• [Problem]:
Check every line below for the word "elements" and copy each one that has it.

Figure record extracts
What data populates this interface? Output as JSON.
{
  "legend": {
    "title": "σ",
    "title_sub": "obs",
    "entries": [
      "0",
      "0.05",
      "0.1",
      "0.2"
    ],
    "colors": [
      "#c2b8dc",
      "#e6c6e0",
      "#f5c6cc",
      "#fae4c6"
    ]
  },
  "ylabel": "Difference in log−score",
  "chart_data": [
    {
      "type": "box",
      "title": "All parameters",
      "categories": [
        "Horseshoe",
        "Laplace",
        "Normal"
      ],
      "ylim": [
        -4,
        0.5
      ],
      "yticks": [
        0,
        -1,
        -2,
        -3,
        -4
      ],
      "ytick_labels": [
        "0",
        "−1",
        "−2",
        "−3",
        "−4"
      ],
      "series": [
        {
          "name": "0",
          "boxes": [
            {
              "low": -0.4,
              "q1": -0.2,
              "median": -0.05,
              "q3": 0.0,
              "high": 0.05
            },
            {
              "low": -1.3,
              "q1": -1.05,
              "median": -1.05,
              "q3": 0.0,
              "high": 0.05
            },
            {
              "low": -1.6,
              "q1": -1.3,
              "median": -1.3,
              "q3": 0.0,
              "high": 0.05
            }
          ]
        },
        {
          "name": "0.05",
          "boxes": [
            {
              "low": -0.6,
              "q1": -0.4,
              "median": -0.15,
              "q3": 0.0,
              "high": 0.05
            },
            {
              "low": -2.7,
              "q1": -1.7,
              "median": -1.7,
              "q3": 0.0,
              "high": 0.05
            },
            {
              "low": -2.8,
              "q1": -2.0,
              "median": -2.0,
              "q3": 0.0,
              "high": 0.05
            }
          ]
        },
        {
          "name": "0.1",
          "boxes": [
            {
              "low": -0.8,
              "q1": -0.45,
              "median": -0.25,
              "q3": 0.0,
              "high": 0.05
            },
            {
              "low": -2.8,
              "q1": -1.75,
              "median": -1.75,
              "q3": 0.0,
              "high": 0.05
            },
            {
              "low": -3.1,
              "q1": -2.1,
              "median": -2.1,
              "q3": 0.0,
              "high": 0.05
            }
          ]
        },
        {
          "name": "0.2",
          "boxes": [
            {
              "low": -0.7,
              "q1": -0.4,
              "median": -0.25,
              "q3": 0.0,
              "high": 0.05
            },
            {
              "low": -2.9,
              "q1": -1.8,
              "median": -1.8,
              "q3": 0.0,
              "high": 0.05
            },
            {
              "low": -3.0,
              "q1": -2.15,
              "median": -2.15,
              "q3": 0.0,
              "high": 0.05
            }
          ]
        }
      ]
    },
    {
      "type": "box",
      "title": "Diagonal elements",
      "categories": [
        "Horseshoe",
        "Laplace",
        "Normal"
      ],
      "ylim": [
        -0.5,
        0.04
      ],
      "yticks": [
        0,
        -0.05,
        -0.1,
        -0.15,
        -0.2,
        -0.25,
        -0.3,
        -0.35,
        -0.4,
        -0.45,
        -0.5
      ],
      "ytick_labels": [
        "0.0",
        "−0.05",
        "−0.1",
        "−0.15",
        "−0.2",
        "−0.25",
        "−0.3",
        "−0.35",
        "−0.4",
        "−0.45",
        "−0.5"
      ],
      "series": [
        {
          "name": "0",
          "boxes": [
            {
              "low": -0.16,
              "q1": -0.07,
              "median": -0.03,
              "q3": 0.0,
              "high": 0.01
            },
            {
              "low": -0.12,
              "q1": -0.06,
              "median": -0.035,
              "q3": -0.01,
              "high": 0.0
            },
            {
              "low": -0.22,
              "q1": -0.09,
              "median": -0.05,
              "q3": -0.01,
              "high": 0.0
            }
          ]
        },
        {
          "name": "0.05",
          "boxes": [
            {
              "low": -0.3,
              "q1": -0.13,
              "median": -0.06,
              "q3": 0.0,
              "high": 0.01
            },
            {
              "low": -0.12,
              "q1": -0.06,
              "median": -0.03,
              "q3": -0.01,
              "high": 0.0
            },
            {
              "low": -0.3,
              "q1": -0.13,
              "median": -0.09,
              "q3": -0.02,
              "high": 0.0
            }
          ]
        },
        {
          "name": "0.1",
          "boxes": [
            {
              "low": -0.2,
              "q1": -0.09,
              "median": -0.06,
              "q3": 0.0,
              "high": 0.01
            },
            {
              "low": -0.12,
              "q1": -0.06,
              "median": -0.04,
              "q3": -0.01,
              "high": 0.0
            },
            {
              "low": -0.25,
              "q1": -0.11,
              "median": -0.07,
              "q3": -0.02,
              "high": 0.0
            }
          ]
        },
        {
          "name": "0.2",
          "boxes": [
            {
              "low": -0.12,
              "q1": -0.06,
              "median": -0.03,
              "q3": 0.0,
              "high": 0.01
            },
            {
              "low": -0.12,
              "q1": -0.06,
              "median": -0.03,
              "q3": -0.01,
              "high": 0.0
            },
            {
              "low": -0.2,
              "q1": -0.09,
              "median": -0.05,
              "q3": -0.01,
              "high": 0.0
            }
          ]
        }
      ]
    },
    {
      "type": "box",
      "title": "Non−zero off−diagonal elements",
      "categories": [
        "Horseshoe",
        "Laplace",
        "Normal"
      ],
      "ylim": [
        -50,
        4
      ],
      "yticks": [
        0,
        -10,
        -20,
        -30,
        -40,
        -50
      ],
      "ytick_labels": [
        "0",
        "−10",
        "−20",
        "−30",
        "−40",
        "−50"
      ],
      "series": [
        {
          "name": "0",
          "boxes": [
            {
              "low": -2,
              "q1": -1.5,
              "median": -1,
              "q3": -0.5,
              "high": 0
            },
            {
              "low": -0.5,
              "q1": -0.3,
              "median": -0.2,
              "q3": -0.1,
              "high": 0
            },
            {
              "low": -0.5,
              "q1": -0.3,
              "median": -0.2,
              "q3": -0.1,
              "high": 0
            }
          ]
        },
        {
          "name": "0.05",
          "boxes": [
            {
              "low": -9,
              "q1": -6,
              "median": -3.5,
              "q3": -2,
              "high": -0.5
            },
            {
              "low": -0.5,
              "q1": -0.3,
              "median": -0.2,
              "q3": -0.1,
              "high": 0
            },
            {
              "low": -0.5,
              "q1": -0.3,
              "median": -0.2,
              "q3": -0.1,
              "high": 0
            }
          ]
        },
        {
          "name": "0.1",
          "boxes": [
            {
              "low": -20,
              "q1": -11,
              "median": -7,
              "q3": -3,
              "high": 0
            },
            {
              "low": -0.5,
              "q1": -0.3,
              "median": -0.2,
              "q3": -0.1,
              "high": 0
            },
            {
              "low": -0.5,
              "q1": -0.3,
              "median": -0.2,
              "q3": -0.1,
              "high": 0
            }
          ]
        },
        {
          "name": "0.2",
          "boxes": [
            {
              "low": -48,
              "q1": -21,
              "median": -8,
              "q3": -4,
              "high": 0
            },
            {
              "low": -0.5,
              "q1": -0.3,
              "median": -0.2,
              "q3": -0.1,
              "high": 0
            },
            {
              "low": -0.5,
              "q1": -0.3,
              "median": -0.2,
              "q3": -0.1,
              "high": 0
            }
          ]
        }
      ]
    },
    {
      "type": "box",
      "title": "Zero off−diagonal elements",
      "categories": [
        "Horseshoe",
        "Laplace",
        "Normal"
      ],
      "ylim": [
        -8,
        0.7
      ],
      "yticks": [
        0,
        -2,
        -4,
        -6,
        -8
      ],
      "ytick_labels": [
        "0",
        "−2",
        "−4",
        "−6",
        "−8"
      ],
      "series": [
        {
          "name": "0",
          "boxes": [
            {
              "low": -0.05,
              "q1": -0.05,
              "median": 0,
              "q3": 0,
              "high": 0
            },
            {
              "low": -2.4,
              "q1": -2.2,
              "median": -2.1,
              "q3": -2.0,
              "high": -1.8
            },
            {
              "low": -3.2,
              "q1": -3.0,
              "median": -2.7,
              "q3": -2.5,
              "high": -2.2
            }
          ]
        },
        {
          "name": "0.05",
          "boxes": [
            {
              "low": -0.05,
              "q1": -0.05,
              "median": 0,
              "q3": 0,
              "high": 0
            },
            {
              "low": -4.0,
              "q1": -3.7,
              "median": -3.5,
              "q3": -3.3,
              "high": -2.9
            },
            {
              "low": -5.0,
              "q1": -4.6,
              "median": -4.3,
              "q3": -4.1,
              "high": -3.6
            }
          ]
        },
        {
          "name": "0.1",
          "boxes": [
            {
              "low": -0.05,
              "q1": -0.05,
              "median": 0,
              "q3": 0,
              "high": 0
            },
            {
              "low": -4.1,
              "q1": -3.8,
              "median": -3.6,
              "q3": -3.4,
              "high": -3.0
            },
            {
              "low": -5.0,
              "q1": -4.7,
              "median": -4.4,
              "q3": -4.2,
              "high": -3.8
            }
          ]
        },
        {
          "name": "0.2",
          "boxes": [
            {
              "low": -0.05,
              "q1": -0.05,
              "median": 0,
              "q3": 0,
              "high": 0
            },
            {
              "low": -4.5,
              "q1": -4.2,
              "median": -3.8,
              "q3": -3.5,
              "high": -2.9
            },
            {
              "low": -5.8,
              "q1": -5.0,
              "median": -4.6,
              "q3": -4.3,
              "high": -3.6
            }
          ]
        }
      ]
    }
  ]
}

• [Complete output]:
      "title": "Diagonal elements",
      "title": "Non−zero off−diagonal elements",
      "title": "Zero off−diagonal elements",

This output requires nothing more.